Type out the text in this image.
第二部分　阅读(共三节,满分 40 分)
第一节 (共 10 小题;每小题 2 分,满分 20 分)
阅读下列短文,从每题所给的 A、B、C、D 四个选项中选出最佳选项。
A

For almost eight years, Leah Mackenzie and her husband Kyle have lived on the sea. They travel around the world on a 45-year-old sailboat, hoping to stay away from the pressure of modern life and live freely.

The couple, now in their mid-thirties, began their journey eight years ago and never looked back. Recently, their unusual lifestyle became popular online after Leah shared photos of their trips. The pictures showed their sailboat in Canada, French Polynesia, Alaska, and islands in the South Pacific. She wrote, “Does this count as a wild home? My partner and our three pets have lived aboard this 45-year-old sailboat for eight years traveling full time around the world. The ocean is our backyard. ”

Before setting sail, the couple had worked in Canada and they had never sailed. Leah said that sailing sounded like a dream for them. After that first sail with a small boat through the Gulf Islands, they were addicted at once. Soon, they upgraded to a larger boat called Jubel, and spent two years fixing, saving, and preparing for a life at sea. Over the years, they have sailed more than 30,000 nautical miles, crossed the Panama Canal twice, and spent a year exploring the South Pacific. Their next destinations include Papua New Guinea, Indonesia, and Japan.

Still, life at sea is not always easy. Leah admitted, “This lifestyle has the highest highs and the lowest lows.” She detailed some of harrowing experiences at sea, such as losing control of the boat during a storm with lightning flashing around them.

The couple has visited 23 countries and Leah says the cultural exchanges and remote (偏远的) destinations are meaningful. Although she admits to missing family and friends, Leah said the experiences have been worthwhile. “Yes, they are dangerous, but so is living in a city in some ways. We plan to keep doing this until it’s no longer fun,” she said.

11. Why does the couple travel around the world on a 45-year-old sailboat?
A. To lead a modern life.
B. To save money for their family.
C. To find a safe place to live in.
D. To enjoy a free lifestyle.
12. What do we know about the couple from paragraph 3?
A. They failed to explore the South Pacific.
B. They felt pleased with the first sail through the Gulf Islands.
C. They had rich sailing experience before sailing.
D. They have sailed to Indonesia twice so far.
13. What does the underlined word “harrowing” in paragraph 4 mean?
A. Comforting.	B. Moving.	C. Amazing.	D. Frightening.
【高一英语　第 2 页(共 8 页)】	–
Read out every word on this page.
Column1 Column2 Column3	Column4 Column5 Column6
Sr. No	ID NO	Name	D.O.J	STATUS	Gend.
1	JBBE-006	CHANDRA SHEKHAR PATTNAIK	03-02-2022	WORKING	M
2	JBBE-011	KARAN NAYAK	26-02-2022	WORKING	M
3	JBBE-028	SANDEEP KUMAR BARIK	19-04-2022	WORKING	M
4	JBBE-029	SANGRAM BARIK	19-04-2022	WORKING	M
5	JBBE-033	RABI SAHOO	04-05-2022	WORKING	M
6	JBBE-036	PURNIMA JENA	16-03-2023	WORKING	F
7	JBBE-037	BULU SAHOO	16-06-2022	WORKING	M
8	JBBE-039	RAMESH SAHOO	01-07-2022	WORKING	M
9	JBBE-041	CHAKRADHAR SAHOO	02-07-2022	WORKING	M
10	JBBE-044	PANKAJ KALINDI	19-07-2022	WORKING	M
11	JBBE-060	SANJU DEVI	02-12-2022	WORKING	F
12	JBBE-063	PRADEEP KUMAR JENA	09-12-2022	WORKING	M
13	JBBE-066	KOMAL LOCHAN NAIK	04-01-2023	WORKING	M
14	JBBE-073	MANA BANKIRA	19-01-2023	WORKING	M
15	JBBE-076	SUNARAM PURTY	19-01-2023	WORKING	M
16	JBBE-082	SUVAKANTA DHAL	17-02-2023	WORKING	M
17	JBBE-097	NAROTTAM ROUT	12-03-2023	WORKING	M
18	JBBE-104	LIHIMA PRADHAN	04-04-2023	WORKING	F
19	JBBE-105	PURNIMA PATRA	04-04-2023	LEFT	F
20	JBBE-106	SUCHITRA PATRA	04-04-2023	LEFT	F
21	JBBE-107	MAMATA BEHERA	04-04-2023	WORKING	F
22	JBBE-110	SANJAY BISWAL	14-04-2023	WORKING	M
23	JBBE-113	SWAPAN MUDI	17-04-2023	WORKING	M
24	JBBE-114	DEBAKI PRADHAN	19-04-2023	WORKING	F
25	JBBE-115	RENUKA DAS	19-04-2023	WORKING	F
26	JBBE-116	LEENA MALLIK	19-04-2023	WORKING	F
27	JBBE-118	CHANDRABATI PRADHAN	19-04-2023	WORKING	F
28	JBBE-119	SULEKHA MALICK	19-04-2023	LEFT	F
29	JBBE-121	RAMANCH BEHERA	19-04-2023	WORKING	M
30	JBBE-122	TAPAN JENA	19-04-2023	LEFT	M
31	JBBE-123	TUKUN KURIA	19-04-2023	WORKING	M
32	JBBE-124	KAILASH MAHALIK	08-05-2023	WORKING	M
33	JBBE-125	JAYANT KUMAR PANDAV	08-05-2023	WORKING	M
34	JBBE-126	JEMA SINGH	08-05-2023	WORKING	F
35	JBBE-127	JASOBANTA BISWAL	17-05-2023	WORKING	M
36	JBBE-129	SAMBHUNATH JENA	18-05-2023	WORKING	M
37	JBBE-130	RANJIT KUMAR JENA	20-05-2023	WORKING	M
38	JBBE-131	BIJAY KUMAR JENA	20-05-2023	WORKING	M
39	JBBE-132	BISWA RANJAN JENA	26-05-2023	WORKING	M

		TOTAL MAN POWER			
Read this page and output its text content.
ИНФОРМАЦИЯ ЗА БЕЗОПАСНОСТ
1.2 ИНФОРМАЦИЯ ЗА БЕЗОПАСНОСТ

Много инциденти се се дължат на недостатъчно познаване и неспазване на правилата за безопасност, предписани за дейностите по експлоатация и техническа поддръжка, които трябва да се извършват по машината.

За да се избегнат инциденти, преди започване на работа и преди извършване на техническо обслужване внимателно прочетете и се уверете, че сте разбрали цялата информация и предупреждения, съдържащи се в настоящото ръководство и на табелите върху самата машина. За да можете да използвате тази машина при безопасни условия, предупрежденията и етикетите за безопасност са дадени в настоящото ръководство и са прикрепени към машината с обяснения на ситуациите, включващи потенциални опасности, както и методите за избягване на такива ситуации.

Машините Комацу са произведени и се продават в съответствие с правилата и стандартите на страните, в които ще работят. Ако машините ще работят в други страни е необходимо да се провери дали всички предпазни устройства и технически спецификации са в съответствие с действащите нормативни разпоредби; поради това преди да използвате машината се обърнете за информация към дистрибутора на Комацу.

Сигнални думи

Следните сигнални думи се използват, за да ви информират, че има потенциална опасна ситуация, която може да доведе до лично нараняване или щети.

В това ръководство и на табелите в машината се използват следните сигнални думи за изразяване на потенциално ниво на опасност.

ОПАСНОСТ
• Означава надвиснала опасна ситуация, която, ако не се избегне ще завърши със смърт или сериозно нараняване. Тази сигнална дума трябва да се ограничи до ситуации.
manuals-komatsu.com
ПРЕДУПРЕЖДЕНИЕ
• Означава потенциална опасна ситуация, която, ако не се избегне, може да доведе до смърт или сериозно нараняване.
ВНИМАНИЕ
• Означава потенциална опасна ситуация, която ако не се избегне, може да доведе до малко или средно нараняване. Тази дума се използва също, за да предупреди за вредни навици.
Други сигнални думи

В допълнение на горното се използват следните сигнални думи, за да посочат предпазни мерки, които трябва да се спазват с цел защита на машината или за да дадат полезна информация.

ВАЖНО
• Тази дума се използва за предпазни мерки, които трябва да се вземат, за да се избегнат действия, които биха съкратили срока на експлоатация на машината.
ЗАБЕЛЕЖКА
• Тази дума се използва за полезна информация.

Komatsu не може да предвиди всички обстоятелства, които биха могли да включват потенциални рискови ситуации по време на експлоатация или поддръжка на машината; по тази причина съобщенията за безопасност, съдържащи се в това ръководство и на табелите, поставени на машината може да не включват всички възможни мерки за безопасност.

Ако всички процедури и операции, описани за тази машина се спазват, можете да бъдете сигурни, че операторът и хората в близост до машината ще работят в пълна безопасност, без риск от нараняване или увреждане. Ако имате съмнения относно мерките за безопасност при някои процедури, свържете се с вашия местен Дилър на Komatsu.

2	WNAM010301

→ **Directions for this task**:
Count every line of the records that holds "What". State the number, nothing else.

→ **Result**:
2